* _WRITTEN REQUEST_
Search the data below for "JSON"; list each line that holds it.

* _RECORD LIST_

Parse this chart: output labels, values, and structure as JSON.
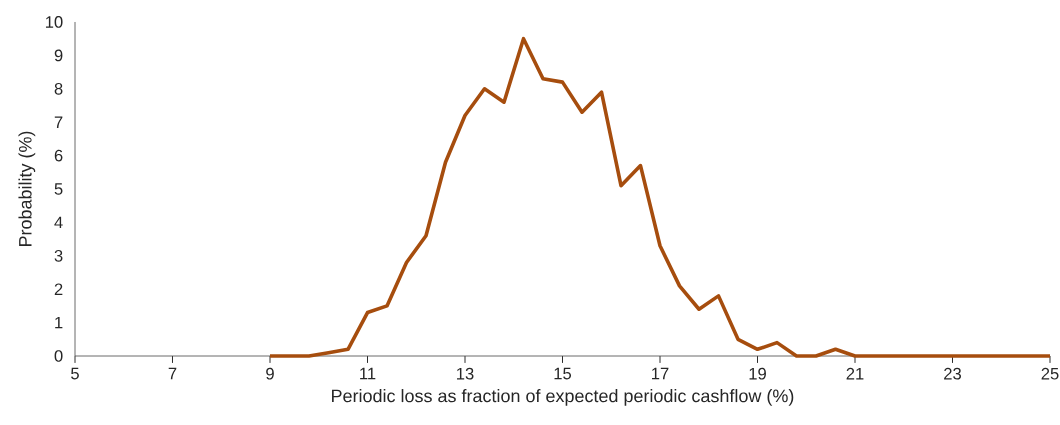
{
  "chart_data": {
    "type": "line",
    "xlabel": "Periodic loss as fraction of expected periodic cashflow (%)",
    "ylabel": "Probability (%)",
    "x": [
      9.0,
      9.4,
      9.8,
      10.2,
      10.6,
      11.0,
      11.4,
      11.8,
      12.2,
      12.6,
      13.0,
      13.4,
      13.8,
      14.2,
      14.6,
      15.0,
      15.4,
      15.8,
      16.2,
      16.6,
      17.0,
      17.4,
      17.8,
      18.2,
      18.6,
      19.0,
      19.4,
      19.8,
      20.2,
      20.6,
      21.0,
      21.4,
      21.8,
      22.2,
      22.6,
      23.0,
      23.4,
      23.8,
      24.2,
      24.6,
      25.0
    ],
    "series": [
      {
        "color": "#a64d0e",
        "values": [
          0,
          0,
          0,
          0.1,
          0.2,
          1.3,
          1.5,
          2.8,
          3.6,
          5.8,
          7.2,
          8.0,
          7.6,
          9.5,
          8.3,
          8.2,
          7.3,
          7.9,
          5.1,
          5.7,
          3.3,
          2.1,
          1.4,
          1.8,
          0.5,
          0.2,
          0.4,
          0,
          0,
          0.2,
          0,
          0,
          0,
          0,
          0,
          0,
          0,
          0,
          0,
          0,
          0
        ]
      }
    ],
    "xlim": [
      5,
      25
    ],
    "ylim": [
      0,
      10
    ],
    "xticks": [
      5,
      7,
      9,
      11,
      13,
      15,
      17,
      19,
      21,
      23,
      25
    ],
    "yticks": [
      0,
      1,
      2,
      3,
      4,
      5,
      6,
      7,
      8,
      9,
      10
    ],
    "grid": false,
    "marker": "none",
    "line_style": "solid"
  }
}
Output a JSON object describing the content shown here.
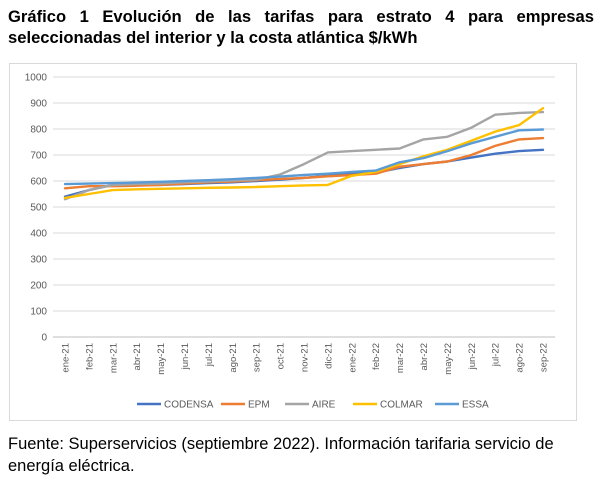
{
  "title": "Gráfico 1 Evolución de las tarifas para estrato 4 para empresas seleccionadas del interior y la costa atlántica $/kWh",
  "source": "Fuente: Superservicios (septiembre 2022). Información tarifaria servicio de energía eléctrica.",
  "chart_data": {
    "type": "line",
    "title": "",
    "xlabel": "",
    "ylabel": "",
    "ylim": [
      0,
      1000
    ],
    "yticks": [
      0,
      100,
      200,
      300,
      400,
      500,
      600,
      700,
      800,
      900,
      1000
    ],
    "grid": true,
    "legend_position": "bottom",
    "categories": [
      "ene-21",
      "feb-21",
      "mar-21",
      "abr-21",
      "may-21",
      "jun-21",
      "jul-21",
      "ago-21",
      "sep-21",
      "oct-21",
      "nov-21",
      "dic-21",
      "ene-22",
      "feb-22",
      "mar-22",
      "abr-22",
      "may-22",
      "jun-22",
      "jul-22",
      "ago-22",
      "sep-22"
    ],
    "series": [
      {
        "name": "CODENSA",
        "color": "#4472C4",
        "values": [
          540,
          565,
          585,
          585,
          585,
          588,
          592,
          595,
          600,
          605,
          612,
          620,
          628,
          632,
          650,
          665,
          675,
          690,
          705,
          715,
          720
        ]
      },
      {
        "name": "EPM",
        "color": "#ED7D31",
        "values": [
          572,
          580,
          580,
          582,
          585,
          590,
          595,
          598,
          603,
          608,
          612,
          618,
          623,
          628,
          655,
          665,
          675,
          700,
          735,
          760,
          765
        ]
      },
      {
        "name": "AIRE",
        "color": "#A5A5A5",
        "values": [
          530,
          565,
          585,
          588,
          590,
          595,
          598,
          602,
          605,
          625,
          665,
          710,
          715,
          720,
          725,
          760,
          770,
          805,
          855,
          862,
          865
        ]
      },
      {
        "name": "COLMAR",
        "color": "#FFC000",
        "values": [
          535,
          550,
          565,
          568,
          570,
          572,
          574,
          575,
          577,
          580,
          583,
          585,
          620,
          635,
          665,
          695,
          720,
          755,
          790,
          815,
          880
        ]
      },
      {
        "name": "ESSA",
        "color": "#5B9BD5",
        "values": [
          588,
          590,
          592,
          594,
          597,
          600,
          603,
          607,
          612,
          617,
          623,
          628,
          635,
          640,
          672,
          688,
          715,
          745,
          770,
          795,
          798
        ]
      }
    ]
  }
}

* _RESULT_
Parse this chart: output labels, values, and structure as JSON.
Output a JSON object describing the content shown here.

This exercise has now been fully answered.